::: THE DATA

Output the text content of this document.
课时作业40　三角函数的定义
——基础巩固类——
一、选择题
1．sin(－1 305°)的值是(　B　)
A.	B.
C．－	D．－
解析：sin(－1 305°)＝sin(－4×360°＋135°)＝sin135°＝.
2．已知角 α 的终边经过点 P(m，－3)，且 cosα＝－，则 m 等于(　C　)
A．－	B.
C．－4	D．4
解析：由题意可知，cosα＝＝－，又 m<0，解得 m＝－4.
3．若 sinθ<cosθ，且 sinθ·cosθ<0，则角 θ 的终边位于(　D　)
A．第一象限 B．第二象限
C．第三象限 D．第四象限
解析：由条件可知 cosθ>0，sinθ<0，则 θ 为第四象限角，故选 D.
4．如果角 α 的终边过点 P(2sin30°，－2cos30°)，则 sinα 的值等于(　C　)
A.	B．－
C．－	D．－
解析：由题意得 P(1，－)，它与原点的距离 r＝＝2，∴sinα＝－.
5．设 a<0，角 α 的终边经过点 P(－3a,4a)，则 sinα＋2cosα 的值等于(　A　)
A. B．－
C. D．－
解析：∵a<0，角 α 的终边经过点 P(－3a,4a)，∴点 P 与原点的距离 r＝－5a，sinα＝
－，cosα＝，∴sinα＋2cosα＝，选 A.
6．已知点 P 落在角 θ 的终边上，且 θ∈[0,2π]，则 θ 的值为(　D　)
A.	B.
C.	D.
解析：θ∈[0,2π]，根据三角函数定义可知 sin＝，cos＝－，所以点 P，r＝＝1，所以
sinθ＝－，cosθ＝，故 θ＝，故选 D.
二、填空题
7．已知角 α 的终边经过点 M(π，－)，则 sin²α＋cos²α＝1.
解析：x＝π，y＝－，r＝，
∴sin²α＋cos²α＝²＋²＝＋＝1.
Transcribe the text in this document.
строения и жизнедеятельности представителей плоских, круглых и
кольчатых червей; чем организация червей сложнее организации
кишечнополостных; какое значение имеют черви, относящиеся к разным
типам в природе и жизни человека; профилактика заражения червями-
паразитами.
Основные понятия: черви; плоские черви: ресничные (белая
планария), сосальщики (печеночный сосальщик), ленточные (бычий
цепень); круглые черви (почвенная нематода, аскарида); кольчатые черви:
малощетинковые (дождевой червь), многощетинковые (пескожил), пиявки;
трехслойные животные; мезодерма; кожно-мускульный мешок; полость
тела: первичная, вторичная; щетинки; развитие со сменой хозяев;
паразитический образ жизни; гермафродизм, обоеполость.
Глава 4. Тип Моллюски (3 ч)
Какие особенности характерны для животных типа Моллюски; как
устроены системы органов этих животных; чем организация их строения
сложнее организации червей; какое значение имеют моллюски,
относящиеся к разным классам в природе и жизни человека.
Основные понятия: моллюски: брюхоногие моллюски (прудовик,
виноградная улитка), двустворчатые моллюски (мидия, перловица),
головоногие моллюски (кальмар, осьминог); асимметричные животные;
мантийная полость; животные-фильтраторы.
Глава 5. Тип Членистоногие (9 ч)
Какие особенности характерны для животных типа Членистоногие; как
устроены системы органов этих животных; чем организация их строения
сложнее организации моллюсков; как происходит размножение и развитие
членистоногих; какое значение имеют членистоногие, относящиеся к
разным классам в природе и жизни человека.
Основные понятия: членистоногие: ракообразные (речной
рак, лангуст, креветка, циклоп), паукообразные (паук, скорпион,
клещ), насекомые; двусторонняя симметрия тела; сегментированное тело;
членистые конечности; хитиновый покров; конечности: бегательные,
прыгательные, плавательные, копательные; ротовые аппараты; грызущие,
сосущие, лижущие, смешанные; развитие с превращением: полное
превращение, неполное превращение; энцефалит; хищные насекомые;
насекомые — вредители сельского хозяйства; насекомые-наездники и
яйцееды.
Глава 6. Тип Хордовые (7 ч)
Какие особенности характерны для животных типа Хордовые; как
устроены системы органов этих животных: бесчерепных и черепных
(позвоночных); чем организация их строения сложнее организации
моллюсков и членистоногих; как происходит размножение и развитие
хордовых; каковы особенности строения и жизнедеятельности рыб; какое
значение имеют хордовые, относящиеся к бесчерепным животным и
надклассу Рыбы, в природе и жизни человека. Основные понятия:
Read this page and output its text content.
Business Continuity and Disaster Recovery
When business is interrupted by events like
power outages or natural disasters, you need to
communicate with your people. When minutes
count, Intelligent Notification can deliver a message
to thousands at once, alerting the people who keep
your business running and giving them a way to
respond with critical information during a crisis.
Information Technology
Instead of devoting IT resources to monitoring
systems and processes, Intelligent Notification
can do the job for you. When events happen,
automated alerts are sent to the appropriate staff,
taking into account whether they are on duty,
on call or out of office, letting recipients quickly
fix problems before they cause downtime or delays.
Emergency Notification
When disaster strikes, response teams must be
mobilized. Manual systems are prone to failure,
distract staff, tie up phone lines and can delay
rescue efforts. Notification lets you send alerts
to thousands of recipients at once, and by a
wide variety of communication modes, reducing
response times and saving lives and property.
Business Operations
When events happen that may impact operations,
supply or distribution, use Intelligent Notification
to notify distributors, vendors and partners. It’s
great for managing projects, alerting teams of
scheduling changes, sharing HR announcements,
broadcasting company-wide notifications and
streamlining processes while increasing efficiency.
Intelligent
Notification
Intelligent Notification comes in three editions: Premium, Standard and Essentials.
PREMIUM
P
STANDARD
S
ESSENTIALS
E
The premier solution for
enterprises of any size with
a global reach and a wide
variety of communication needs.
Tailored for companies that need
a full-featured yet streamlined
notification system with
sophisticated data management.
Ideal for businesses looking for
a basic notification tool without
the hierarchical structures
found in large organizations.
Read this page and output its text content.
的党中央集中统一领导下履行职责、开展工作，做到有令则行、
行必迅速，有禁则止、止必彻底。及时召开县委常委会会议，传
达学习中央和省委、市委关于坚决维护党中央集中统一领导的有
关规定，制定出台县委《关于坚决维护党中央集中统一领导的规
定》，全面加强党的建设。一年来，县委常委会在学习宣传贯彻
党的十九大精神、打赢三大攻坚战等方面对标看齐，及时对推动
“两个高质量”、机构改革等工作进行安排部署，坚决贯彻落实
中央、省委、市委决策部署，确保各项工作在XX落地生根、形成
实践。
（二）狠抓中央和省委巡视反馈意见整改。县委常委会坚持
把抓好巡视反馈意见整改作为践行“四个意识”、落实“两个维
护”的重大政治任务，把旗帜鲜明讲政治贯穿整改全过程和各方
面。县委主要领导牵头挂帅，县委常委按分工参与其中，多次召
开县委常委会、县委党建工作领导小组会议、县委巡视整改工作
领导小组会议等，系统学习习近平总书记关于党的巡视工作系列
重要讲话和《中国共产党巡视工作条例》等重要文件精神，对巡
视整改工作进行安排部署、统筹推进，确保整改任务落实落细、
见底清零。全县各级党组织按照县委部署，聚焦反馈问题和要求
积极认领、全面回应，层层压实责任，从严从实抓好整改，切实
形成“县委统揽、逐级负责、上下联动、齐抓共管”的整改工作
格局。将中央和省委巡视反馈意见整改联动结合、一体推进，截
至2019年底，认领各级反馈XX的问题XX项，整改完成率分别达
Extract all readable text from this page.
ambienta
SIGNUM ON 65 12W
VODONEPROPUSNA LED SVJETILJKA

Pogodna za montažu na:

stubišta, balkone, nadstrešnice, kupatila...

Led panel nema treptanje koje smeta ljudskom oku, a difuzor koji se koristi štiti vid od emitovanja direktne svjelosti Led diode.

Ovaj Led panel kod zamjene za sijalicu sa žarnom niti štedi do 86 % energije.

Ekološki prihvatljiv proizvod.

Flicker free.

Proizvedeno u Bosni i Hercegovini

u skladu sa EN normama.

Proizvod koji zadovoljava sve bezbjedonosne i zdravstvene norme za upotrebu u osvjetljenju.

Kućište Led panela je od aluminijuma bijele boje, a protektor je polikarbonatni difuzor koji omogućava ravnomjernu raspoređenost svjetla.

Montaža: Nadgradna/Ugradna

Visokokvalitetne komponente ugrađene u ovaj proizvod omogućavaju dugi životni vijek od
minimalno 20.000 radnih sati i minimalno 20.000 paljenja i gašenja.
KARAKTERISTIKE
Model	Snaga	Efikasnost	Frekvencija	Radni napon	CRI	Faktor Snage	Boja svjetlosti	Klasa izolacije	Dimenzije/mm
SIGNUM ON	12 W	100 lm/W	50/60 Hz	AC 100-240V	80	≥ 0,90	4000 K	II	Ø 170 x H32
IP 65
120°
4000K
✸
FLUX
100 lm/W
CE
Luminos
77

::::::

— TASK PROMPT —
The lines above form a set of records; determine how many of them contain the string "животных" and give that number alone.

— SOLUTION TO THE EXERCISE —
6